TASK GOAL: Copy each line that contains the string "selected".

══════════════════════════════

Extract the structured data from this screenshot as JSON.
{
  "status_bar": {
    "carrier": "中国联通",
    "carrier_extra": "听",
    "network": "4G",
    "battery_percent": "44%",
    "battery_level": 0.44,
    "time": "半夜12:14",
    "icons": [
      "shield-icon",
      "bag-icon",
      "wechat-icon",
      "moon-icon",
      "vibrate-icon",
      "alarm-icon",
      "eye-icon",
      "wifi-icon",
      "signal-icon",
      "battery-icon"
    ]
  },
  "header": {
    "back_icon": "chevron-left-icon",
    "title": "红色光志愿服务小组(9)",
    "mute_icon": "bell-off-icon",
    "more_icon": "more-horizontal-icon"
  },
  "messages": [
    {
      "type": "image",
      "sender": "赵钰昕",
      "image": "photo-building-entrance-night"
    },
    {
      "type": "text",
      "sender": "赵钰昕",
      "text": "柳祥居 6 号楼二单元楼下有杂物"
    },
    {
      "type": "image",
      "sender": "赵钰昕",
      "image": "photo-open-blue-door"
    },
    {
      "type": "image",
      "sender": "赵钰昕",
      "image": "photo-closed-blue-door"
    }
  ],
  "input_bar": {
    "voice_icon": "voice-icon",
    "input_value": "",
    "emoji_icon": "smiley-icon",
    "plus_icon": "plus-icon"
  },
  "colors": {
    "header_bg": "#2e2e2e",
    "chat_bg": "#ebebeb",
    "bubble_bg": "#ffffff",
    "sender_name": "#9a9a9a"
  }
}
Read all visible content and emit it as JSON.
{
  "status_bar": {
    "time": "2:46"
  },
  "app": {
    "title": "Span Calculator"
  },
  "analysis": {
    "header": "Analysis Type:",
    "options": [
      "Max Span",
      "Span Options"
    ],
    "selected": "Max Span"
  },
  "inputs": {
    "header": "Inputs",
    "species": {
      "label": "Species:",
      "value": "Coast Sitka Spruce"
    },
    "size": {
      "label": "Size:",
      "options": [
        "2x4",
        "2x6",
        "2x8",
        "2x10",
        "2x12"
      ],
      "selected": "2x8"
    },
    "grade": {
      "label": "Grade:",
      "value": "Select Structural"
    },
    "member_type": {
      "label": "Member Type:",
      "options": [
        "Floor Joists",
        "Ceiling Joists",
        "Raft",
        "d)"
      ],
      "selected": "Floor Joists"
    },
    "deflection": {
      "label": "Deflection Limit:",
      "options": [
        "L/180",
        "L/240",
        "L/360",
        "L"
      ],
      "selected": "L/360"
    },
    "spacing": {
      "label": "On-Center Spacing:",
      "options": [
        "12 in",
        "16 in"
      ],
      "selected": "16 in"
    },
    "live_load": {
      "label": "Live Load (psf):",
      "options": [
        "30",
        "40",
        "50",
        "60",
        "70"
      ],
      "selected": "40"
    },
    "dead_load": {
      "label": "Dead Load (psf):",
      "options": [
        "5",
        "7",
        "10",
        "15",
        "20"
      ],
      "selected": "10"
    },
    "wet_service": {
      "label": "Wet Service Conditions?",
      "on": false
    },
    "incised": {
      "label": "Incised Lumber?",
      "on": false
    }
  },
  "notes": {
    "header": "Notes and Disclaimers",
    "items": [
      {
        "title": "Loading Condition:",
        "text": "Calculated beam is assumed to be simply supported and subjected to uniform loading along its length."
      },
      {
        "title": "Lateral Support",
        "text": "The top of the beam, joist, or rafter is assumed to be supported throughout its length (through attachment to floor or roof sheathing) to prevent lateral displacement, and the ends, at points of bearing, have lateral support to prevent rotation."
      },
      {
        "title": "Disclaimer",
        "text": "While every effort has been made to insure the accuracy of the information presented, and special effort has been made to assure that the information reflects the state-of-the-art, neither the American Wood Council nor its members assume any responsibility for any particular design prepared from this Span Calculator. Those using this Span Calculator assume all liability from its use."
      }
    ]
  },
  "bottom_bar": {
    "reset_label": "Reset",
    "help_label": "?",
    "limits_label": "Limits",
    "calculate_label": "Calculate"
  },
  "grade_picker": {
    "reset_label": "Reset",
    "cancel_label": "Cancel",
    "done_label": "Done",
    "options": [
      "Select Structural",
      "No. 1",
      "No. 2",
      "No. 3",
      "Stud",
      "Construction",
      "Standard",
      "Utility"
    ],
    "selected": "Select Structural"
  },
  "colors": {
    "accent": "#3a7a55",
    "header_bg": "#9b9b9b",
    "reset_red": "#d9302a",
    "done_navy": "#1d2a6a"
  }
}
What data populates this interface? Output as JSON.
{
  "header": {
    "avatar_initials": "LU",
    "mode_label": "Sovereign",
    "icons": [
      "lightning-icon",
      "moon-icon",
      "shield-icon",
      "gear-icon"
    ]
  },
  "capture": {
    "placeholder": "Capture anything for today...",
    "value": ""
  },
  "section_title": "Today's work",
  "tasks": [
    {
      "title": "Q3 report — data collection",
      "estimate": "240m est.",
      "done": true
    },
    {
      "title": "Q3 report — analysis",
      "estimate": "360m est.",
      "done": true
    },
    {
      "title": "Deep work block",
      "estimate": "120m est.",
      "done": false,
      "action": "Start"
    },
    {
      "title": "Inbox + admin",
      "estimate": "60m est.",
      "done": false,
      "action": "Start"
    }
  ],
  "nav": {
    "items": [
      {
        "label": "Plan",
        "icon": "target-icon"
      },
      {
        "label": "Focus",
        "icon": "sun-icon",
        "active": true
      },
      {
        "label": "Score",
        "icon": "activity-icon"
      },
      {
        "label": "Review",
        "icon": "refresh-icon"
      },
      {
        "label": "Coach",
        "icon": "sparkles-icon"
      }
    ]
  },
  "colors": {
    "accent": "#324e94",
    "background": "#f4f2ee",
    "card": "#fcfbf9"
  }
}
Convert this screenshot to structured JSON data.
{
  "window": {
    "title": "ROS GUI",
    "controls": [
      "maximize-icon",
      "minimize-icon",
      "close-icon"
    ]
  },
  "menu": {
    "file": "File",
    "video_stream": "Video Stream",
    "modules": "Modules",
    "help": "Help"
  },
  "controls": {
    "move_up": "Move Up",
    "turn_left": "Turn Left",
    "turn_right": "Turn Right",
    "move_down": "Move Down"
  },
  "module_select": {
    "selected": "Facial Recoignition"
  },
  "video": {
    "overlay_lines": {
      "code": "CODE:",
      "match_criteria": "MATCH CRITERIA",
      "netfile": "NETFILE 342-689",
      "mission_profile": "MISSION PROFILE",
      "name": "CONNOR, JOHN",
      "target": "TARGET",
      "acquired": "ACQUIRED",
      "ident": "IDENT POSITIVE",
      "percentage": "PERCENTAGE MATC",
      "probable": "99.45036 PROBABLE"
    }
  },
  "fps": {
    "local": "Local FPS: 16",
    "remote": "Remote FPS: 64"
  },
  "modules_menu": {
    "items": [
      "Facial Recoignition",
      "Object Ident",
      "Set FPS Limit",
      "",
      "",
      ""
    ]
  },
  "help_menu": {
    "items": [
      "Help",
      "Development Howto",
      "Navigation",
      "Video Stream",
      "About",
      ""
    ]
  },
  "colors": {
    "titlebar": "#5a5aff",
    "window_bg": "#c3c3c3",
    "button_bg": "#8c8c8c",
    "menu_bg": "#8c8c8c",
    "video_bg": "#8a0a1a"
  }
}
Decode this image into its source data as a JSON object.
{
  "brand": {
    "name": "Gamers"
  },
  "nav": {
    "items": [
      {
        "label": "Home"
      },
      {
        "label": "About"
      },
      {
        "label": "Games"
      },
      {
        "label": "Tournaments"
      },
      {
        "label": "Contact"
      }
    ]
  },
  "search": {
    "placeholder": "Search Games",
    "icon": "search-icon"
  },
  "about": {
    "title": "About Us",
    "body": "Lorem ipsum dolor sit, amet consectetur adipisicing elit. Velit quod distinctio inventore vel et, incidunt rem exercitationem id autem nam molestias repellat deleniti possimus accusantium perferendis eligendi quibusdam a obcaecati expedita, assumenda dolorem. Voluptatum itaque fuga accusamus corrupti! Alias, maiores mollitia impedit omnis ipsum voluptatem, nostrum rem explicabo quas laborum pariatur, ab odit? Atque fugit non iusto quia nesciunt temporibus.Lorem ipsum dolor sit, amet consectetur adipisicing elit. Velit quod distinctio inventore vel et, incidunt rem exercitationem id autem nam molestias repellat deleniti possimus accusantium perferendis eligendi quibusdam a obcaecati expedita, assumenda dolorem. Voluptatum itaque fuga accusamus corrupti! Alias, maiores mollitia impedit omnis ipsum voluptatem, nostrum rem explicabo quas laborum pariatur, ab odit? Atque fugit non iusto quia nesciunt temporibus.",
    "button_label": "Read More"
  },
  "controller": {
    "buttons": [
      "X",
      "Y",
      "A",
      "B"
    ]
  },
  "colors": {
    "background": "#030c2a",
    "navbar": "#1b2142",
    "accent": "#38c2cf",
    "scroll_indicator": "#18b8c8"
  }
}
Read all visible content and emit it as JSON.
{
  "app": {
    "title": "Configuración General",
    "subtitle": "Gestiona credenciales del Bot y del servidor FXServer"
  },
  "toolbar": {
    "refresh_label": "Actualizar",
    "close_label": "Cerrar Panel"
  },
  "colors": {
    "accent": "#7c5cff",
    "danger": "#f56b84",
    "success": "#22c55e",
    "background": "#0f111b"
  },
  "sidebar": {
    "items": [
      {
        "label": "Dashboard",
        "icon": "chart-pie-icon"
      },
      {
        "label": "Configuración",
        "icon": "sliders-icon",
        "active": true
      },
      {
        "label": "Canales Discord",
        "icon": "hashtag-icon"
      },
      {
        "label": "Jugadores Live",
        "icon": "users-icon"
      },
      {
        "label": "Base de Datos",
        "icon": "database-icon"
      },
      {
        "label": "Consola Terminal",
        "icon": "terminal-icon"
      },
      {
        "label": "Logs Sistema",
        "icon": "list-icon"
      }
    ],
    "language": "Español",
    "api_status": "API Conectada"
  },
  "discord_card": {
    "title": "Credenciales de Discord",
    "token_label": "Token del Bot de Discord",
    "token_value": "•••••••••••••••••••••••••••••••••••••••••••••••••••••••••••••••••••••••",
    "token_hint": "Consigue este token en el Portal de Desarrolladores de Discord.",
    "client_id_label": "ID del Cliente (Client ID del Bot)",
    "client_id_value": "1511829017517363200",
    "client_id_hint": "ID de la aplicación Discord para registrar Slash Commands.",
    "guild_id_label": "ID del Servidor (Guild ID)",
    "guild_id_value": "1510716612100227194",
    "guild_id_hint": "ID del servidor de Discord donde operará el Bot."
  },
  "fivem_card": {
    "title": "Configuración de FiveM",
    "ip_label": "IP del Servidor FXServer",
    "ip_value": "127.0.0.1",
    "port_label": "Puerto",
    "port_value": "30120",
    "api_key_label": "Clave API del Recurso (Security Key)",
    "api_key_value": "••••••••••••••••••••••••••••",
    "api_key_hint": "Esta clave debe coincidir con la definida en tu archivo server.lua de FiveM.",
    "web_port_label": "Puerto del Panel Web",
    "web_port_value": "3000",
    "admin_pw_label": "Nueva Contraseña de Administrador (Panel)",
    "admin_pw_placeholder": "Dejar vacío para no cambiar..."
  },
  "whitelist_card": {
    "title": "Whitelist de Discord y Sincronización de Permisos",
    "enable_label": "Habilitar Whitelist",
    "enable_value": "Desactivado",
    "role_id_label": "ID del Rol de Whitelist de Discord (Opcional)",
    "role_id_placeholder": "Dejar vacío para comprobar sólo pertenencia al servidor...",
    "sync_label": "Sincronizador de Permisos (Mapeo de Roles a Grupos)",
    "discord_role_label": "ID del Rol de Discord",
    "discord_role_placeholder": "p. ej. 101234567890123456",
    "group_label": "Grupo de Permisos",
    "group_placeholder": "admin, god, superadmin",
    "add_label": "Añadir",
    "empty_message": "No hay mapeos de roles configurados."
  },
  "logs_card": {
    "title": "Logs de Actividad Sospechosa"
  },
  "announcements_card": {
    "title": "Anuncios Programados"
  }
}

══════════════════════════════

ANSWER TO THE TASK:
    "selected": "Max Span"
      "selected": "2x8"
      "selected": "Floor Joists"
      "selected": "L/360"
      "selected": "16 in"
      "selected": "40"
      "selected": "10"
    "selected": "Select Structural"
    "selected": "Facial Recoignition"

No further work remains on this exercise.